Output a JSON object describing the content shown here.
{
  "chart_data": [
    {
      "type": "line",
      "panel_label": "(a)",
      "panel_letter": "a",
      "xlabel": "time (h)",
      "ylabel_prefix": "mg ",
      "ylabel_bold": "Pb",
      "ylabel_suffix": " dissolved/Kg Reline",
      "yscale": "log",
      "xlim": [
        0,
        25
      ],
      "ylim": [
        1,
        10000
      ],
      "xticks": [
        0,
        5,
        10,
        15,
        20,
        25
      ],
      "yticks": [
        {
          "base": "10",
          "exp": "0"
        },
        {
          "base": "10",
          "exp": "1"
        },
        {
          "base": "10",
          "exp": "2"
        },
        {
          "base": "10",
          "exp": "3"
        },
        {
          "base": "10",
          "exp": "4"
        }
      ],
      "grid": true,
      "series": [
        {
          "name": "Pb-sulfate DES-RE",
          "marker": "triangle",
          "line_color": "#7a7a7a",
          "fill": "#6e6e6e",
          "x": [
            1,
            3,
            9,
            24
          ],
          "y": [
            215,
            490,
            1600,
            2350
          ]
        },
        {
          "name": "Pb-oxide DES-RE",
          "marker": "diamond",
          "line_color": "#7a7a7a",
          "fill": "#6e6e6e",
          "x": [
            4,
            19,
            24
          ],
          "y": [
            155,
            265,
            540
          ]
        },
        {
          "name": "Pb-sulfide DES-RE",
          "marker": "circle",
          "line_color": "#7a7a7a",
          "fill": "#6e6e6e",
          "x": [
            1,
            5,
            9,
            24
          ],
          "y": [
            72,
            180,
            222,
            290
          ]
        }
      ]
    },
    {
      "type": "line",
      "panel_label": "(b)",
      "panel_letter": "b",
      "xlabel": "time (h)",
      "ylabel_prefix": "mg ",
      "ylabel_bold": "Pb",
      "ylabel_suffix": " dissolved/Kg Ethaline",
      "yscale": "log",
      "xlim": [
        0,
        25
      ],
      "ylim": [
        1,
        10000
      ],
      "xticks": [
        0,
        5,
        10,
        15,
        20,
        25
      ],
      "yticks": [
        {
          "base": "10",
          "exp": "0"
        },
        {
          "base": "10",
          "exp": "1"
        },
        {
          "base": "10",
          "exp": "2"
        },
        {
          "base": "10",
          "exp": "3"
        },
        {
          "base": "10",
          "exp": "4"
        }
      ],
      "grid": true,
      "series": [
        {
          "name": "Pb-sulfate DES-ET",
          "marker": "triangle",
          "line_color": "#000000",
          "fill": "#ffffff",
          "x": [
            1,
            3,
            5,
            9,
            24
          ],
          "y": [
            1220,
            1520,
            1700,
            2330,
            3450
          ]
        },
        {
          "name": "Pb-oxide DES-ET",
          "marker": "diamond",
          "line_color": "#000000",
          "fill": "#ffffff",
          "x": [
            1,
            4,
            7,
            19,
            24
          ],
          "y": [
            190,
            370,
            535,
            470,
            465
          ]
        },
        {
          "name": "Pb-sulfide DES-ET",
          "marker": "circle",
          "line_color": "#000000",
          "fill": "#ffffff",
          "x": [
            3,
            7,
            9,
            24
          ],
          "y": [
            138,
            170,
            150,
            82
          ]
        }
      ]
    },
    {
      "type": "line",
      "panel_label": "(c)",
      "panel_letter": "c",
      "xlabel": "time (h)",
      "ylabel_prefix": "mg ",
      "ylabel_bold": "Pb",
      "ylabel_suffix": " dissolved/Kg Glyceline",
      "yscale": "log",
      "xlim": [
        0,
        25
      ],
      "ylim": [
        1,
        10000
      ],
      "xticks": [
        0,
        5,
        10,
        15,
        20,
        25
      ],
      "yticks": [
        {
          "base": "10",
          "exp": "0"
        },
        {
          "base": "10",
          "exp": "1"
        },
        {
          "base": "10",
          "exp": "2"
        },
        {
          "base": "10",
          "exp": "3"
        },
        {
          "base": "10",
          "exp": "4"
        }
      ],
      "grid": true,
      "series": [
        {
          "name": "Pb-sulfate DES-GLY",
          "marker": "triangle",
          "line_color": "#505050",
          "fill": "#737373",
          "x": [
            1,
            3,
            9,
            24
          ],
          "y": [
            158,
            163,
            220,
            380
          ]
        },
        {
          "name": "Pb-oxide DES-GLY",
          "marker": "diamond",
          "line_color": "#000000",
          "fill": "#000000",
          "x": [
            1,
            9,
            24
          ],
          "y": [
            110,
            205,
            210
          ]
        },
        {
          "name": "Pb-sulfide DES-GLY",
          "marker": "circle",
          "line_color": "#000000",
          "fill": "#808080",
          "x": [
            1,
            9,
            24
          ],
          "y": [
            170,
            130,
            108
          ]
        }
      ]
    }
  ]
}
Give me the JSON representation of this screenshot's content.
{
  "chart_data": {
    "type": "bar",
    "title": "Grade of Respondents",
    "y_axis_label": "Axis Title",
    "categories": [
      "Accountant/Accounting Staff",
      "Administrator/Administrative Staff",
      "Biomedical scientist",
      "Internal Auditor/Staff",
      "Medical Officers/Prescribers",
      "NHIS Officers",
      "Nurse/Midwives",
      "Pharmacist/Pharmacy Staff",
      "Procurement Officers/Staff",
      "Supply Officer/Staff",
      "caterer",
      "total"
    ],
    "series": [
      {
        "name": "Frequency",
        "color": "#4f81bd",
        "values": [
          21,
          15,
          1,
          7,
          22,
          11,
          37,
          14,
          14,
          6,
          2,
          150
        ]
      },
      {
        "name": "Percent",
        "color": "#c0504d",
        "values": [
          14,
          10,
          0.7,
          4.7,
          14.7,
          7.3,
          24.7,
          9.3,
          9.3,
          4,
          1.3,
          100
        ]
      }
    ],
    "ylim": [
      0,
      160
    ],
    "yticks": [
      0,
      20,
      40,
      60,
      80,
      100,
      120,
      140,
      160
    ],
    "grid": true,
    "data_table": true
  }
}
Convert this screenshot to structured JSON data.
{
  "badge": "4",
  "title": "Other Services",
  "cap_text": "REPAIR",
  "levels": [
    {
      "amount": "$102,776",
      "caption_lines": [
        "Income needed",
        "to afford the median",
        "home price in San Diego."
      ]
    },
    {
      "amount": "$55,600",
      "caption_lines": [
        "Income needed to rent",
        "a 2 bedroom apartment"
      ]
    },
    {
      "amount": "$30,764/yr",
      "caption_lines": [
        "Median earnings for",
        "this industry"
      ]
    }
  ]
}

* Short task
Restate the records, all of them, precisely as written.

* Answer to this problem
Output a JSON object describing the content shown here.
{
  "chart_data": [
    {
      "type": "line",
      "panel_label": "(a)",
      "panel_letter": "a",
      "xlabel": "time (h)",
      "ylabel_prefix": "mg ",
      "ylabel_bold": "Pb",
      "ylabel_suffix": " dissolved/Kg Reline",
      "yscale": "log",
      "xlim": [
        0,
        25
      ],
      "ylim": [
        1,
        10000
      ],
      "xticks": [
        0,
        5,
        10,
        15,
        20,
        25
      ],
      "yticks": [
        {
          "base": "10",
          "exp": "0"
        },
        {
          "base": "10",
          "exp": "1"
        },
        {
          "base": "10",
          "exp": "2"
        },
        {
          "base": "10",
          "exp": "3"
        },
        {
          "base": "10",
          "exp": "4"
        }
      ],
      "grid": true,
      "series": [
        {
          "name": "Pb-sulfate DES-RE",
          "marker": "triangle",
          "line_color": "#7a7a7a",
          "fill": "#6e6e6e",
          "x": [
            1,
            3,
            9,
            24
          ],
          "y": [
            215,
            490,
            1600,
            2350
          ]
        },
        {
          "name": "Pb-oxide DES-RE",
          "marker": "diamond",
          "line_color": "#7a7a7a",
          "fill": "#6e6e6e",
          "x": [
            4,
            19,
            24
          ],
          "y": [
            155,
            265,
            540
          ]
        },
        {
          "name": "Pb-sulfide DES-RE",
          "marker": "circle",
          "line_color": "#7a7a7a",
          "fill": "#6e6e6e",
          "x": [
            1,
            5,
            9,
            24
          ],
          "y": [
            72,
            180,
            222,
            290
          ]
        }
      ]
    },
    {
      "type": "line",
      "panel_label": "(b)",
      "panel_letter": "b",
      "xlabel": "time (h)",
      "ylabel_prefix": "mg ",
      "ylabel_bold": "Pb",
      "ylabel_suffix": " dissolved/Kg Ethaline",
      "yscale": "log",
      "xlim": [
        0,
        25
      ],
      "ylim": [
        1,
        10000
      ],
      "xticks": [
        0,
        5,
        10,
        15,
        20,
        25
      ],
      "yticks": [
        {
          "base": "10",
          "exp": "0"
        },
        {
          "base": "10",
          "exp": "1"
        },
        {
          "base": "10",
          "exp": "2"
        },
        {
          "base": "10",
          "exp": "3"
        },
        {
          "base": "10",
          "exp": "4"
        }
      ],
      "grid": true,
      "series": [
        {
          "name": "Pb-sulfate DES-ET",
          "marker": "triangle",
          "line_color": "#000000",
          "fill": "#ffffff",
          "x": [
            1,
            3,
            5,
            9,
            24
          ],
          "y": [
            1220,
            1520,
            1700,
            2330,
            3450
          ]
        },
        {
          "name": "Pb-oxide DES-ET",
          "marker": "diamond",
          "line_color": "#000000",
          "fill": "#ffffff",
          "x": [
            1,
            4,
            7,
            19,
            24
          ],
          "y": [
            190,
            370,
            535,
            470,
            465
          ]
        },
        {
          "name": "Pb-sulfide DES-ET",
          "marker": "circle",
          "line_color": "#000000",
          "fill": "#ffffff",
          "x": [
            3,
            7,
            9,
            24
          ],
          "y": [
            138,
            170,
            150,
            82
          ]
        }
      ]
    },
    {
      "type": "line",
      "panel_label": "(c)",
      "panel_letter": "c",
      "xlabel": "time (h)",
      "ylabel_prefix": "mg ",
      "ylabel_bold": "Pb",
      "ylabel_suffix": " dissolved/Kg Glyceline",
      "yscale": "log",
      "xlim": [
        0,
        25
      ],
      "ylim": [
        1,
        10000
      ],
      "xticks": [
        0,
        5,
        10,
        15,
        20,
        25
      ],
      "yticks": [
        {
          "base": "10",
          "exp": "0"
        },
        {
          "base": "10",
          "exp": "1"
        },
        {
          "base": "10",
          "exp": "2"
        },
        {
          "base": "10",
          "exp": "3"
        },
        {
          "base": "10",
          "exp": "4"
        }
      ],
      "grid": true,
      "series": [
        {
          "name": "Pb-sulfate DES-GLY",
          "marker": "triangle",
          "line_color": "#505050",
          "fill": "#737373",
          "x": [
            1,
            3,
            9,
            24
          ],
          "y": [
            158,
            163,
            220,
            380
          ]
        },
        {
          "name": "Pb-oxide DES-GLY",
          "marker": "diamond",
          "line_color": "#000000",
          "fill": "#000000",
          "x": [
            1,
            9,
            24
          ],
          "y": [
            110,
            205,
            210
          ]
        },
        {
          "name": "Pb-sulfide DES-GLY",
          "marker": "circle",
          "line_color": "#000000",
          "fill": "#808080",
          "x": [
            1,
            9,
            24
          ],
          "y": [
            170,
            130,
            108
          ]
        }
      ]
    }
  ]
}
Give me the JSON representation of this screenshot's content.
{
  "chart_data": {
    "type": "bar",
    "title": "Grade of Respondents",
    "y_axis_label": "Axis Title",
    "categories": [
      "Accountant/Accounting Staff",
      "Administrator/Administrative Staff",
      "Biomedical scientist",
      "Internal Auditor/Staff",
      "Medical Officers/Prescribers",
      "NHIS Officers",
      "Nurse/Midwives",
      "Pharmacist/Pharmacy Staff",
      "Procurement Officers/Staff",
      "Supply Officer/Staff",
      "caterer",
      "total"
    ],
    "series": [
      {
        "name": "Frequency",
        "color": "#4f81bd",
        "values": [
          21,
          15,
          1,
          7,
          22,
          11,
          37,
          14,
          14,
          6,
          2,
          150
        ]
      },
      {
        "name": "Percent",
        "color": "#c0504d",
        "values": [
          14,
          10,
          0.7,
          4.7,
          14.7,
          7.3,
          24.7,
          9.3,
          9.3,
          4,
          1.3,
          100
        ]
      }
    ],
    "ylim": [
      0,
      160
    ],
    "yticks": [
      0,
      20,
      40,
      60,
      80,
      100,
      120,
      140,
      160
    ],
    "grid": true,
    "data_table": true
  }
}
Convert this screenshot to structured JSON data.
{
  "badge": "4",
  "title": "Other Services",
  "cap_text": "REPAIR",
  "levels": [
    {
      "amount": "$102,776",
      "caption_lines": [
        "Income needed",
        "to afford the median",
        "home price in San Diego."
      ]
    },
    {
      "amount": "$55,600",
      "caption_lines": [
        "Income needed to rent",
        "a 2 bedroom apartment"
      ]
    },
    {
      "amount": "$30,764/yr",
      "caption_lines": [
        "Median earnings for",
        "this industry"
      ]
    }
  ]
}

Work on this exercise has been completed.